Pull every line that holds the word "median" from the entries.

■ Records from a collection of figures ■
=== Begin Enclosure ===

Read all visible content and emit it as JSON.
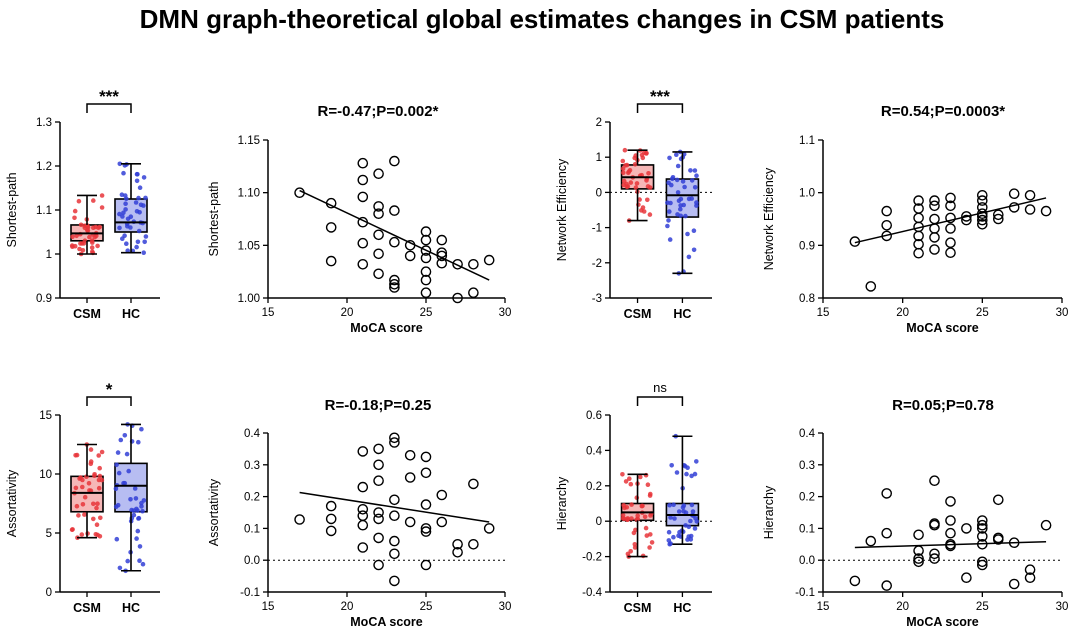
{
  "figure_title": "DMN graph-theoretical global estimates changes in CSM patients",
  "colors": {
    "csm": "#e8353a",
    "hc": "#3340d6",
    "csm_fill": "#f6b7b7",
    "hc_fill": "#b7bdf2",
    "axis": "#000000"
  },
  "chart_data": [
    {
      "id": "sp-box",
      "type": "box",
      "ylabel": "Shortest-path",
      "ylim": [
        0.9,
        1.3
      ],
      "yticks": [
        0.9,
        1.0,
        1.1,
        1.2,
        1.3
      ],
      "categories": [
        "CSM",
        "HC"
      ],
      "significance": "***",
      "series": [
        {
          "name": "CSM",
          "min": 1.0,
          "q1": 1.03,
          "median": 1.047,
          "q3": 1.066,
          "max": 1.133
        },
        {
          "name": "HC",
          "min": 1.003,
          "q1": 1.05,
          "median": 1.072,
          "q3": 1.125,
          "max": 1.205
        }
      ]
    },
    {
      "id": "sp-scatter",
      "type": "scatter",
      "title": "R=-0.47;P=0.002*",
      "xlabel": "MoCA score",
      "ylabel": "Shortest-path",
      "xlim": [
        15,
        30
      ],
      "ylim": [
        1.0,
        1.15
      ],
      "xticks": [
        15,
        20,
        25,
        30
      ],
      "yticks": [
        1.0,
        1.05,
        1.1,
        1.15
      ],
      "yticklabels": [
        "1.00",
        "1.05",
        "1.10",
        "1.15"
      ],
      "points": [
        [
          17,
          1.1
        ],
        [
          19,
          1.09
        ],
        [
          19,
          1.067
        ],
        [
          19,
          1.035
        ],
        [
          21,
          1.128
        ],
        [
          21,
          1.112
        ],
        [
          21,
          1.096
        ],
        [
          21,
          1.072
        ],
        [
          21,
          1.052
        ],
        [
          21,
          1.032
        ],
        [
          22,
          1.118
        ],
        [
          22,
          1.087
        ],
        [
          22,
          1.08
        ],
        [
          22,
          1.06
        ],
        [
          22,
          1.042
        ],
        [
          22,
          1.023
        ],
        [
          23,
          1.13
        ],
        [
          23,
          1.083
        ],
        [
          23,
          1.053
        ],
        [
          23,
          1.017
        ],
        [
          23,
          1.013
        ],
        [
          23,
          1.01
        ],
        [
          24,
          1.05
        ],
        [
          24,
          1.04
        ],
        [
          25,
          1.063
        ],
        [
          25,
          1.055
        ],
        [
          25,
          1.045
        ],
        [
          25,
          1.038
        ],
        [
          25,
          1.025
        ],
        [
          25,
          1.017
        ],
        [
          25,
          1.005
        ],
        [
          26,
          1.055
        ],
        [
          26,
          1.043
        ],
        [
          26,
          1.04
        ],
        [
          26,
          1.033
        ],
        [
          27,
          1.032
        ],
        [
          27,
          1.0
        ],
        [
          28,
          1.005
        ],
        [
          28,
          1.032
        ],
        [
          29,
          1.036
        ]
      ],
      "fit": [
        [
          17,
          1.102
        ],
        [
          29,
          1.017
        ]
      ]
    },
    {
      "id": "ne-box",
      "type": "box",
      "ylabel": "Network Efficiency",
      "ylim": [
        -3,
        2
      ],
      "yticks": [
        -3,
        -2,
        -1,
        0,
        1,
        2
      ],
      "categories": [
        "CSM",
        "HC"
      ],
      "significance": "***",
      "dotted_zero": true,
      "series": [
        {
          "name": "CSM",
          "min": -0.8,
          "q1": 0.1,
          "median": 0.43,
          "q3": 0.78,
          "max": 1.2
        },
        {
          "name": "HC",
          "min": -2.3,
          "q1": -0.7,
          "median": -0.08,
          "q3": 0.38,
          "max": 1.15
        }
      ]
    },
    {
      "id": "ne-scatter",
      "type": "scatter",
      "title": "R=0.54;P=0.0003*",
      "xlabel": "MoCA score",
      "ylabel": "Network Efficiency",
      "xlim": [
        15,
        30
      ],
      "ylim": [
        0.8,
        1.1
      ],
      "xticks": [
        15,
        20,
        25,
        30
      ],
      "yticks": [
        0.8,
        0.9,
        1.0,
        1.1
      ],
      "yticklabels": [
        "0.8",
        "0.9",
        "1.0",
        "1.1"
      ],
      "points": [
        [
          17,
          0.907
        ],
        [
          18,
          0.822
        ],
        [
          19,
          0.965
        ],
        [
          19,
          0.938
        ],
        [
          19,
          0.918
        ],
        [
          21,
          0.985
        ],
        [
          21,
          0.97
        ],
        [
          21,
          0.952
        ],
        [
          21,
          0.935
        ],
        [
          21,
          0.918
        ],
        [
          21,
          0.902
        ],
        [
          21,
          0.885
        ],
        [
          22,
          0.985
        ],
        [
          22,
          0.975
        ],
        [
          22,
          0.95
        ],
        [
          22,
          0.932
        ],
        [
          22,
          0.915
        ],
        [
          22,
          0.892
        ],
        [
          23,
          0.99
        ],
        [
          23,
          0.975
        ],
        [
          23,
          0.952
        ],
        [
          23,
          0.932
        ],
        [
          23,
          0.905
        ],
        [
          23,
          0.886
        ],
        [
          24,
          0.955
        ],
        [
          24,
          0.948
        ],
        [
          25,
          0.995
        ],
        [
          25,
          0.985
        ],
        [
          25,
          0.972
        ],
        [
          25,
          0.96
        ],
        [
          25,
          0.955
        ],
        [
          25,
          0.948
        ],
        [
          25,
          0.94
        ],
        [
          26,
          0.958
        ],
        [
          26,
          0.95
        ],
        [
          27,
          0.998
        ],
        [
          27,
          0.972
        ],
        [
          28,
          0.995
        ],
        [
          28,
          0.968
        ],
        [
          29,
          0.965
        ]
      ],
      "fit": [
        [
          17,
          0.905
        ],
        [
          29,
          0.99
        ]
      ]
    },
    {
      "id": "as-box",
      "type": "box",
      "ylabel": "Assortativity",
      "ylim": [
        0,
        15
      ],
      "yticks": [
        0,
        5,
        10,
        15
      ],
      "categories": [
        "CSM",
        "HC"
      ],
      "significance": "*",
      "series": [
        {
          "name": "CSM",
          "min": 4.6,
          "q1": 6.8,
          "median": 8.4,
          "q3": 9.8,
          "max": 12.5
        },
        {
          "name": "HC",
          "min": 1.8,
          "q1": 6.8,
          "median": 9.0,
          "q3": 10.9,
          "max": 14.2
        }
      ]
    },
    {
      "id": "as-scatter",
      "type": "scatter",
      "title": "R=-0.18;P=0.25",
      "xlabel": "MoCA score",
      "ylabel": "Assortativity",
      "xlim": [
        15,
        30
      ],
      "ylim": [
        -0.1,
        0.4
      ],
      "xticks": [
        15,
        20,
        25,
        30
      ],
      "yticks": [
        -0.1,
        0.0,
        0.1,
        0.2,
        0.3,
        0.4
      ],
      "yticklabels": [
        "-0.1",
        "0.0",
        "0.1",
        "0.2",
        "0.3",
        "0.4"
      ],
      "dotted_zero": true,
      "points": [
        [
          17,
          0.128
        ],
        [
          19,
          0.17
        ],
        [
          19,
          0.13
        ],
        [
          19,
          0.092
        ],
        [
          21,
          0.342
        ],
        [
          21,
          0.23
        ],
        [
          21,
          0.16
        ],
        [
          21,
          0.14
        ],
        [
          21,
          0.11
        ],
        [
          21,
          0.04
        ],
        [
          22,
          0.35
        ],
        [
          22,
          0.3
        ],
        [
          22,
          0.25
        ],
        [
          22,
          0.15
        ],
        [
          22,
          0.13
        ],
        [
          22,
          0.07
        ],
        [
          22,
          -0.015
        ],
        [
          23,
          0.385
        ],
        [
          23,
          0.37
        ],
        [
          23,
          0.19
        ],
        [
          23,
          0.14
        ],
        [
          23,
          0.06
        ],
        [
          23,
          0.02
        ],
        [
          23,
          -0.065
        ],
        [
          24,
          0.33
        ],
        [
          24,
          0.26
        ],
        [
          24,
          0.12
        ],
        [
          25,
          0.325
        ],
        [
          25,
          0.275
        ],
        [
          25,
          0.175
        ],
        [
          25,
          0.1
        ],
        [
          25,
          0.09
        ],
        [
          25,
          -0.015
        ],
        [
          26,
          0.205
        ],
        [
          26,
          0.12
        ],
        [
          27,
          0.05
        ],
        [
          27,
          0.025
        ],
        [
          28,
          0.24
        ],
        [
          28,
          0.05
        ],
        [
          29,
          0.1
        ]
      ],
      "fit": [
        [
          17,
          0.213
        ],
        [
          29,
          0.12
        ]
      ]
    },
    {
      "id": "hi-box",
      "type": "box",
      "ylabel": "Hierarchy",
      "ylim": [
        -0.4,
        0.6
      ],
      "yticks": [
        -0.4,
        -0.2,
        0.0,
        0.2,
        0.4,
        0.6
      ],
      "categories": [
        "CSM",
        "HC"
      ],
      "significance": "ns",
      "dotted_zero": true,
      "series": [
        {
          "name": "CSM",
          "min": -0.2,
          "q1": 0.005,
          "median": 0.05,
          "q3": 0.1,
          "max": 0.265
        },
        {
          "name": "HC",
          "min": -0.13,
          "q1": -0.025,
          "median": 0.035,
          "q3": 0.1,
          "max": 0.48
        }
      ]
    },
    {
      "id": "hi-scatter",
      "type": "scatter",
      "title": "R=0.05;P=0.78",
      "xlabel": "MoCA score",
      "ylabel": "Hierarchy",
      "xlim": [
        15,
        30
      ],
      "ylim": [
        -0.1,
        0.4
      ],
      "xticks": [
        15,
        20,
        25,
        30
      ],
      "yticks": [
        -0.1,
        0.0,
        0.1,
        0.2,
        0.3,
        0.4
      ],
      "yticklabels": [
        "-0.1",
        "0.0",
        "0.1",
        "0.2",
        "0.3",
        "0.4"
      ],
      "dotted_zero": true,
      "points": [
        [
          17,
          -0.065
        ],
        [
          18,
          0.06
        ],
        [
          19,
          0.21
        ],
        [
          19,
          0.085
        ],
        [
          19,
          -0.08
        ],
        [
          21,
          0.08
        ],
        [
          21,
          0.03
        ],
        [
          21,
          0.005
        ],
        [
          21,
          -0.005
        ],
        [
          22,
          0.25
        ],
        [
          22,
          0.115
        ],
        [
          22,
          0.11
        ],
        [
          22,
          0.02
        ],
        [
          22,
          0.005
        ],
        [
          23,
          0.185
        ],
        [
          23,
          0.125
        ],
        [
          23,
          0.085
        ],
        [
          23,
          0.05
        ],
        [
          23,
          0.045
        ],
        [
          24,
          0.1
        ],
        [
          24,
          -0.055
        ],
        [
          25,
          0.125
        ],
        [
          25,
          0.11
        ],
        [
          25,
          0.1
        ],
        [
          25,
          0.075
        ],
        [
          25,
          0.05
        ],
        [
          25,
          -0.005
        ],
        [
          25,
          -0.015
        ],
        [
          26,
          0.19
        ],
        [
          26,
          0.07
        ],
        [
          26,
          0.065
        ],
        [
          27,
          0.055
        ],
        [
          27,
          -0.075
        ],
        [
          28,
          -0.03
        ],
        [
          28,
          -0.055
        ],
        [
          29,
          0.11
        ]
      ],
      "fit": [
        [
          17,
          0.04
        ],
        [
          29,
          0.058
        ]
      ]
    }
  ]
}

=== End Enclosure ===

■ SOLUTION ■
          "median": 1.047,
          "median": 1.072,
          "median": 0.43,
          "median": -0.08,
          "median": 8.4,
          "median": 9.0,
          "median": 0.05,
          "median": 0.035,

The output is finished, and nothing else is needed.